Rows from a figure dataset:
· · · ·

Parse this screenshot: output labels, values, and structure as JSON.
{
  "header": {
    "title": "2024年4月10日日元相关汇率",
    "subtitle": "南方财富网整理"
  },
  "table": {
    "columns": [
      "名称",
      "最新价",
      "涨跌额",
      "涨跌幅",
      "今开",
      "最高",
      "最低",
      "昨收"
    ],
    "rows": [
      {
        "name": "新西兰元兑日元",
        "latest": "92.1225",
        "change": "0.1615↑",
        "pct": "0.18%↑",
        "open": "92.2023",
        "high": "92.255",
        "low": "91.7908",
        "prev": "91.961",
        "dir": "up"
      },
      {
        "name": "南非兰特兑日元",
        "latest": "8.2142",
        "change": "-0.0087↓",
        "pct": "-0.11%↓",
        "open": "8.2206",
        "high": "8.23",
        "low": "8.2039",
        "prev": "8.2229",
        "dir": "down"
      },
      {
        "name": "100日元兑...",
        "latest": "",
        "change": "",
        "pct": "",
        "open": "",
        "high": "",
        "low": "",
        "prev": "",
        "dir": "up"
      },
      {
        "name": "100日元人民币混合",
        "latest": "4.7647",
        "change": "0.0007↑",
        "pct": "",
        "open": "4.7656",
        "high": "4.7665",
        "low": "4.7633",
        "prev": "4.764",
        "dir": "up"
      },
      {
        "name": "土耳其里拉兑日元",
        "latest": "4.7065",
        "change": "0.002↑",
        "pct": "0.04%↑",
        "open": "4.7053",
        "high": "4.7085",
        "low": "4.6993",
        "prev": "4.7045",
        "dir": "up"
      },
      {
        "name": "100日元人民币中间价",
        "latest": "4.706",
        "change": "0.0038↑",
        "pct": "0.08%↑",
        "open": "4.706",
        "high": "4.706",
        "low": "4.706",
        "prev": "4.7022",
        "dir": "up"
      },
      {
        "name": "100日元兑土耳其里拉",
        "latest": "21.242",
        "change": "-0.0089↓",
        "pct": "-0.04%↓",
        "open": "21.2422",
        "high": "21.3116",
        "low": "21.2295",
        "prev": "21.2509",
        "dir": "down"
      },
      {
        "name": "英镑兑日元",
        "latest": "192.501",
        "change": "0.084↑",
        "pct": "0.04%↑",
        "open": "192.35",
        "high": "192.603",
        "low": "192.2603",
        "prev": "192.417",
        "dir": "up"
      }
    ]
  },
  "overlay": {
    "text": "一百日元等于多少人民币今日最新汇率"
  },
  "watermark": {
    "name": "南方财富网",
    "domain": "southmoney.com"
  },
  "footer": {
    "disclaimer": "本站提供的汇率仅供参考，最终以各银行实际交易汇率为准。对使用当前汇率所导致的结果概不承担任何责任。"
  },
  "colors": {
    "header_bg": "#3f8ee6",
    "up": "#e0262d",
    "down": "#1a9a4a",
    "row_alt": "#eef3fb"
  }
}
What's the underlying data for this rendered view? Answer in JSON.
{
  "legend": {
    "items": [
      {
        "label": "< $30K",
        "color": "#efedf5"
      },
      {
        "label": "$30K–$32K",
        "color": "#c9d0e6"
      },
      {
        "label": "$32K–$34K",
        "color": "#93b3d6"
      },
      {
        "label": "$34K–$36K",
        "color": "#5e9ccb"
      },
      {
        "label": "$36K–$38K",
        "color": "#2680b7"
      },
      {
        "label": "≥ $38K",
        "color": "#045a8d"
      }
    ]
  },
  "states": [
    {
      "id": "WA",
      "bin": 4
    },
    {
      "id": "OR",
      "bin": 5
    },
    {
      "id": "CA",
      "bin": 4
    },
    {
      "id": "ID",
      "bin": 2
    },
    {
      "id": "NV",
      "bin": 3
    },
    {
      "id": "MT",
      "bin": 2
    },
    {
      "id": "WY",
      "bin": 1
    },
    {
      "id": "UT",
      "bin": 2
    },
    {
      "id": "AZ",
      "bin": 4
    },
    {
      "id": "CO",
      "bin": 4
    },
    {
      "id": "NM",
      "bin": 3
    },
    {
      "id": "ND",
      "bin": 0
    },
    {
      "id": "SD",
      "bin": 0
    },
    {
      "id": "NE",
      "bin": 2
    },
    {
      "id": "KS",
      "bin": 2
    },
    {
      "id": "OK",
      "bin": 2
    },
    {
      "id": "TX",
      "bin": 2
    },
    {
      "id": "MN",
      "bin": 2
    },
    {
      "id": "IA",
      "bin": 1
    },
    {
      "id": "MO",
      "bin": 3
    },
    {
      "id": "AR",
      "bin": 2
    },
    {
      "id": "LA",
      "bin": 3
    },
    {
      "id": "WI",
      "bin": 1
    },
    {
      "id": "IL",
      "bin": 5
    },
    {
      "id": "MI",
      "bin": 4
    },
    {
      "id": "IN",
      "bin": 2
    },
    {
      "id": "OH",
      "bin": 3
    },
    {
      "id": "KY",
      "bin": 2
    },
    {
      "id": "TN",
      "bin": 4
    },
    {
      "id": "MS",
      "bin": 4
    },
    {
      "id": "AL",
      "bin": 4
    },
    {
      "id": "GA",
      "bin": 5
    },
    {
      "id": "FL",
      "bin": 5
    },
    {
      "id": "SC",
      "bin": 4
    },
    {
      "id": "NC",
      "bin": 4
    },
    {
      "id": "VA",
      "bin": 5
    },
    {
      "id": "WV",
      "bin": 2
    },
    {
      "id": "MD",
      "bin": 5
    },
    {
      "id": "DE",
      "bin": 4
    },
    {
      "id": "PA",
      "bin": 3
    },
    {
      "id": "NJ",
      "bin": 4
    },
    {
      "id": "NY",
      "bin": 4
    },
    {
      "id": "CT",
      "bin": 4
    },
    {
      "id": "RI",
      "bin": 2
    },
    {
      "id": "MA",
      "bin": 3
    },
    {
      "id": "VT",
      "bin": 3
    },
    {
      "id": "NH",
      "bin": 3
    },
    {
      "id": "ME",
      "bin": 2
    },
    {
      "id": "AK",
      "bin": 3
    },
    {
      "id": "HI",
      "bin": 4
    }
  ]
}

· · · ·

Copy out the whole listing exactly.

• _TASK SOLUTION_
Parse this screenshot: output labels, values, and structure as JSON.
{
  "header": {
    "title": "2024年4月10日日元相关汇率",
    "subtitle": "南方财富网整理"
  },
  "table": {
    "columns": [
      "名称",
      "最新价",
      "涨跌额",
      "涨跌幅",
      "今开",
      "最高",
      "最低",
      "昨收"
    ],
    "rows": [
      {
        "name": "新西兰元兑日元",
        "latest": "92.1225",
        "change": "0.1615↑",
        "pct": "0.18%↑",
        "open": "92.2023",
        "high": "92.255",
        "low": "91.7908",
        "prev": "91.961",
        "dir": "up"
      },
      {
        "name": "南非兰特兑日元",
        "latest": "8.2142",
        "change": "-0.0087↓",
        "pct": "-0.11%↓",
        "open": "8.2206",
        "high": "8.23",
        "low": "8.2039",
        "prev": "8.2229",
        "dir": "down"
      },
      {
        "name": "100日元兑...",
        "latest": "",
        "change": "",
        "pct": "",
        "open": "",
        "high": "",
        "low": "",
        "prev": "",
        "dir": "up"
      },
      {
        "name": "100日元人民币混合",
        "latest": "4.7647",
        "change": "0.0007↑",
        "pct": "",
        "open": "4.7656",
        "high": "4.7665",
        "low": "4.7633",
        "prev": "4.764",
        "dir": "up"
      },
      {
        "name": "土耳其里拉兑日元",
        "latest": "4.7065",
        "change": "0.002↑",
        "pct": "0.04%↑",
        "open": "4.7053",
        "high": "4.7085",
        "low": "4.6993",
        "prev": "4.7045",
        "dir": "up"
      },
      {
        "name": "100日元人民币中间价",
        "latest": "4.706",
        "change": "0.0038↑",
        "pct": "0.08%↑",
        "open": "4.706",
        "high": "4.706",
        "low": "4.706",
        "prev": "4.7022",
        "dir": "up"
      },
      {
        "name": "100日元兑土耳其里拉",
        "latest": "21.242",
        "change": "-0.0089↓",
        "pct": "-0.04%↓",
        "open": "21.2422",
        "high": "21.3116",
        "low": "21.2295",
        "prev": "21.2509",
        "dir": "down"
      },
      {
        "name": "英镑兑日元",
        "latest": "192.501",
        "change": "0.084↑",
        "pct": "0.04%↑",
        "open": "192.35",
        "high": "192.603",
        "low": "192.2603",
        "prev": "192.417",
        "dir": "up"
      }
    ]
  },
  "overlay": {
    "text": "一百日元等于多少人民币今日最新汇率"
  },
  "watermark": {
    "name": "南方财富网",
    "domain": "southmoney.com"
  },
  "footer": {
    "disclaimer": "本站提供的汇率仅供参考，最终以各银行实际交易汇率为准。对使用当前汇率所导致的结果概不承担任何责任。"
  },
  "colors": {
    "header_bg": "#3f8ee6",
    "up": "#e0262d",
    "down": "#1a9a4a",
    "row_alt": "#eef3fb"
  }
}
What's the underlying data for this rendered view? Answer in JSON.
{
  "legend": {
    "items": [
      {
        "label": "< $30K",
        "color": "#efedf5"
      },
      {
        "label": "$30K–$32K",
        "color": "#c9d0e6"
      },
      {
        "label": "$32K–$34K",
        "color": "#93b3d6"
      },
      {
        "label": "$34K–$36K",
        "color": "#5e9ccb"
      },
      {
        "label": "$36K–$38K",
        "color": "#2680b7"
      },
      {
        "label": "≥ $38K",
        "color": "#045a8d"
      }
    ]
  },
  "states": [
    {
      "id": "WA",
      "bin": 4
    },
    {
      "id": "OR",
      "bin": 5
    },
    {
      "id": "CA",
      "bin": 4
    },
    {
      "id": "ID",
      "bin": 2
    },
    {
      "id": "NV",
      "bin": 3
    },
    {
      "id": "MT",
      "bin": 2
    },
    {
      "id": "WY",
      "bin": 1
    },
    {
      "id": "UT",
      "bin": 2
    },
    {
      "id": "AZ",
      "bin": 4
    },
    {
      "id": "CO",
      "bin": 4
    },
    {
      "id": "NM",
      "bin": 3
    },
    {
      "id": "ND",
      "bin": 0
    },
    {
      "id": "SD",
      "bin": 0
    },
    {
      "id": "NE",
      "bin": 2
    },
    {
      "id": "KS",
      "bin": 2
    },
    {
      "id": "OK",
      "bin": 2
    },
    {
      "id": "TX",
      "bin": 2
    },
    {
      "id": "MN",
      "bin": 2
    },
    {
      "id": "IA",
      "bin": 1
    },
    {
      "id": "MO",
      "bin": 3
    },
    {
      "id": "AR",
      "bin": 2
    },
    {
      "id": "LA",
      "bin": 3
    },
    {
      "id": "WI",
      "bin": 1
    },
    {
      "id": "IL",
      "bin": 5
    },
    {
      "id": "MI",
      "bin": 4
    },
    {
      "id": "IN",
      "bin": 2
    },
    {
      "id": "OH",
      "bin": 3
    },
    {
      "id": "KY",
      "bin": 2
    },
    {
      "id": "TN",
      "bin": 4
    },
    {
      "id": "MS",
      "bin": 4
    },
    {
      "id": "AL",
      "bin": 4
    },
    {
      "id": "GA",
      "bin": 5
    },
    {
      "id": "FL",
      "bin": 5
    },
    {
      "id": "SC",
      "bin": 4
    },
    {
      "id": "NC",
      "bin": 4
    },
    {
      "id": "VA",
      "bin": 5
    },
    {
      "id": "WV",
      "bin": 2
    },
    {
      "id": "MD",
      "bin": 5
    },
    {
      "id": "DE",
      "bin": 4
    },
    {
      "id": "PA",
      "bin": 3
    },
    {
      "id": "NJ",
      "bin": 4
    },
    {
      "id": "NY",
      "bin": 4
    },
    {
      "id": "CT",
      "bin": 4
    },
    {
      "id": "RI",
      "bin": 2
    },
    {
      "id": "MA",
      "bin": 3
    },
    {
      "id": "VT",
      "bin": 3
    },
    {
      "id": "NH",
      "bin": 3
    },
    {
      "id": "ME",
      "bin": 2
    },
    {
      "id": "AK",
      "bin": 3
    },
    {
      "id": "HI",
      "bin": 4
    }
  ]
}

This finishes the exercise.